** START DATA IN THIS EXERCISE **
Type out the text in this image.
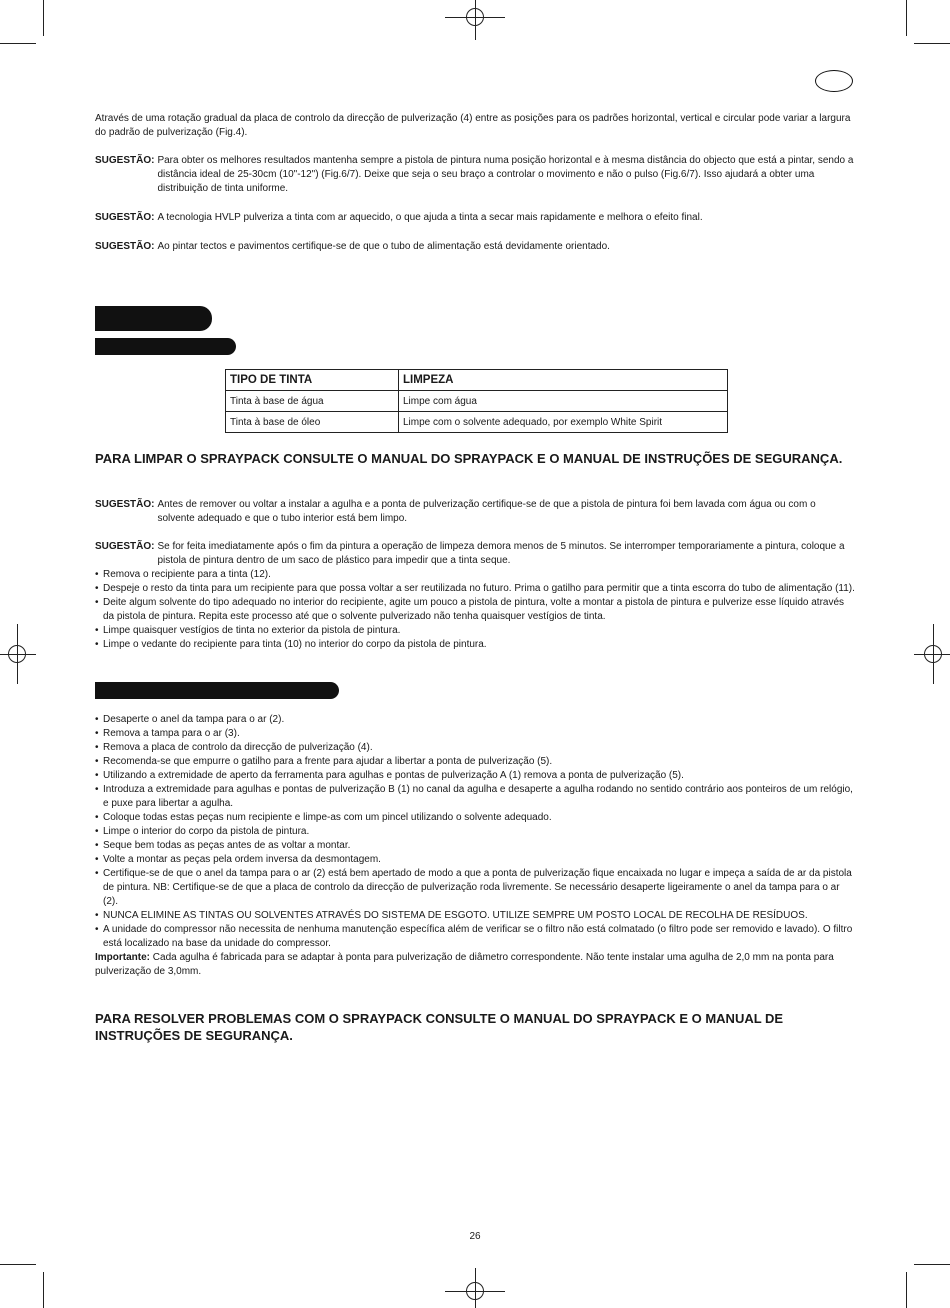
Através de uma rotação gradual da placa de controlo da direcção de pulverização (4) entre as posições para os padrões horizontal, vertical e circular pode variar a largura do padrão de pulverização (Fig.4).
SUGESTÃO: Para obter os melhores resultados mantenha sempre a pistola de pintura numa posição horizontal e à mesma distância do objecto que está a pintar, sendo a distância ideal de 25-30cm (10"-12") (Fig.6/7). Deixe que seja o seu braço a controlar o movimento e não o pulso (Fig.6/7). Isso ajudará a obter uma distribuição de tinta uniforme.
SUGESTÃO: A tecnologia HVLP pulveriza a tinta com ar aquecido, o que ajuda a tinta a secar mais rapidamente e melhora o efeito final.
SUGESTÃO: Ao pintar tectos e pavimentos certifique-se de que o tubo de alimentação está devidamente orientado.
TIPO DE TINTA	LIMPEZA
Tinta à base de água	Limpe com água
Tinta à base de óleo	Limpe com o solvente adequado, por exemplo White Spirit
PARA LIMPAR O SPRAYPACK CONSULTE O MANUAL DO SPRAYPACK E O MANUAL DE INSTRUÇÕES DE SEGURANÇA.
SUGESTÃO: Antes de remover ou voltar a instalar a agulha e a ponta de pulverização certifique-se de que a pistola de pintura foi bem lavada com água ou com o solvente adequado e que o tubo interior está bem limpo.
SUGESTÃO: Se for feita imediatamente após o fim da pintura a operação de limpeza demora menos de 5 minutos. Se interromper temporariamente a pintura, coloque a pistola de pintura dentro de um saco de plástico para impedir que a tinta seque.
• Remova o recipiente para a tinta (12).
• Despeje o resto da tinta para um recipiente para que possa voltar a ser reutilizada no futuro. Prima o gatilho para permitir que a tinta escorra do tubo de alimentação (11).
• Deite algum solvente do tipo adequado no interior do recipiente, agite um pouco a pistola de pintura, volte a montar a pistola de pintura e pulverize esse líquido através da pistola de pintura. Repita este processo até que o solvente pulverizado não tenha quaisquer vestígios de tinta.
• Limpe quaisquer vestígios de tinta no exterior da pistola de pintura.
• Limpe o vedante do recipiente para tinta (10) no interior do corpo da pistola de pintura.
• Desaperte o anel da tampa para o ar (2).
• Remova a tampa para o ar (3).
• Remova a placa de controlo da direcção de pulverização (4).
• Recomenda-se que empurre o gatilho para a frente para ajudar a libertar a ponta de pulverização (5).
• Utilizando a extremidade de aperto da ferramenta para agulhas e pontas de pulverização A (1) remova a ponta de pulverização (5).
• Introduza a extremidade para agulhas e pontas de pulverização B (1) no canal da agulha e desaperte a agulha rodando no sentido contrário aos ponteiros de um relógio, e puxe para libertar a agulha.
• Coloque todas estas peças num recipiente e limpe-as com um pincel utilizando o solvente adequado.
• Limpe o interior do corpo da pistola de pintura.
• Seque bem todas as peças antes de as voltar a montar.
• Volte a montar as peças pela ordem inversa da desmontagem.
• Certifique-se de que o anel da tampa para o ar (2) está bem apertado de modo a que a ponta de pulverização fique encaixada no lugar e impeça a saída de ar da pistola de pintura. NB: Certifique-se de que a placa de controlo da direcção de pulverização roda livremente. Se necessário desaperte ligeiramente o anel da tampa para o ar (2).
• NUNCA ELIMINE AS TINTAS OU SOLVENTES ATRAVÉS DO SISTEMA DE ESGOTO. UTILIZE SEMPRE UM POSTO LOCAL DE RECOLHA DE RESÍDUOS.
• A unidade do compressor não necessita de nenhuma manutenção específica além de verificar se o filtro não está colmatado (o filtro pode ser removido e lavado). O filtro está localizado na base da unidade do compressor.
Importante: Cada agulha é fabricada para se adaptar à ponta para pulverização de diâmetro correspondente. Não tente instalar uma agulha de 2,0 mm na ponta para pulverização de 3,0mm.
PARA RESOLVER PROBLEMAS COM O SPRAYPACK CONSULTE O MANUAL DO SPRAYPACK E O MANUAL DE INSTRUÇÕES DE SEGURANÇA.
26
** END DATA IN THIS EXERCISE **
● STATED EXERCISE: Each record above is to be restated exactly, with its pictures removed from the copy.

● REPLY:
Type out the text in this image.
Através de uma rotação gradual da placa de controlo da direcção de pulverização (4) entre as posições para os padrões horizontal, vertical e circular pode variar a largura do padrão de pulverização (Fig.4).
SUGESTÃO: Para obter os melhores resultados mantenha sempre a pistola de pintura numa posição horizontal e à mesma distância do objecto que está a pintar, sendo a distância ideal de 25-30cm (10"-12") (Fig.6/7). Deixe que seja o seu braço a controlar o movimento e não o pulso (Fig.6/7). Isso ajudará a obter uma distribuição de tinta uniforme.
SUGESTÃO: A tecnologia HVLP pulveriza a tinta com ar aquecido, o que ajuda a tinta a secar mais rapidamente e melhora o efeito final.
SUGESTÃO: Ao pintar tectos e pavimentos certifique-se de que o tubo de alimentação está devidamente orientado.
TIPO DE TINTA	LIMPEZA
Tinta à base de água	Limpe com água
Tinta à base de óleo	Limpe com o solvente adequado, por exemplo White Spirit
PARA LIMPAR O SPRAYPACK CONSULTE O MANUAL DO SPRAYPACK E O MANUAL DE INSTRUÇÕES DE SEGURANÇA.
SUGESTÃO: Antes de remover ou voltar a instalar a agulha e a ponta de pulverização certifique-se de que a pistola de pintura foi bem lavada com água ou com o solvente adequado e que o tubo interior está bem limpo.
SUGESTÃO: Se for feita imediatamente após o fim da pintura a operação de limpeza demora menos de 5 minutos. Se interromper temporariamente a pintura, coloque a pistola de pintura dentro de um saco de plástico para impedir que a tinta seque.
• Remova o recipiente para a tinta (12).
• Despeje o resto da tinta para um recipiente para que possa voltar a ser reutilizada no futuro. Prima o gatilho para permitir que a tinta escorra do tubo de alimentação (11).
• Deite algum solvente do tipo adequado no interior do recipiente, agite um pouco a pistola de pintura, volte a montar a pistola de pintura e pulverize esse líquido através da pistola de pintura. Repita este processo até que o solvente pulverizado não tenha quaisquer vestígios de tinta.
• Limpe quaisquer vestígios de tinta no exterior da pistola de pintura.
• Limpe o vedante do recipiente para tinta (10) no interior do corpo da pistola de pintura.
• Desaperte o anel da tampa para o ar (2).
• Remova a tampa para o ar (3).
• Remova a placa de controlo da direcção de pulverização (4).
• Recomenda-se que empurre o gatilho para a frente para ajudar a libertar a ponta de pulverização (5).
• Utilizando a extremidade de aperto da ferramenta para agulhas e pontas de pulverização A (1) remova a ponta de pulverização (5).
• Introduza a extremidade para agulhas e pontas de pulverização B (1) no canal da agulha e desaperte a agulha rodando no sentido contrário aos ponteiros de um relógio, e puxe para libertar a agulha.
• Coloque todas estas peças num recipiente e limpe-as com um pincel utilizando o solvente adequado.
• Limpe o interior do corpo da pistola de pintura.
• Seque bem todas as peças antes de as voltar a montar.
• Volte a montar as peças pela ordem inversa da desmontagem.
• Certifique-se de que o anel da tampa para o ar (2) está bem apertado de modo a que a ponta de pulverização fique encaixada no lugar e impeça a saída de ar da pistola de pintura. NB: Certifique-se de que a placa de controlo da direcção de pulverização roda livremente. Se necessário desaperte ligeiramente o anel da tampa para o ar (2).
• NUNCA ELIMINE AS TINTAS OU SOLVENTES ATRAVÉS DO SISTEMA DE ESGOTO. UTILIZE SEMPRE UM POSTO LOCAL DE RECOLHA DE RESÍDUOS.
• A unidade do compressor não necessita de nenhuma manutenção específica além de verificar se o filtro não está colmatado (o filtro pode ser removido e lavado). O filtro está localizado na base da unidade do compressor.
Importante: Cada agulha é fabricada para se adaptar à ponta para pulverização de diâmetro correspondente. Não tente instalar uma agulha de 2,0 mm na ponta para pulverização de 3,0mm.
PARA RESOLVER PROBLEMAS COM O SPRAYPACK CONSULTE O MANUAL DO SPRAYPACK E O MANUAL DE INSTRUÇÕES DE SEGURANÇA.
26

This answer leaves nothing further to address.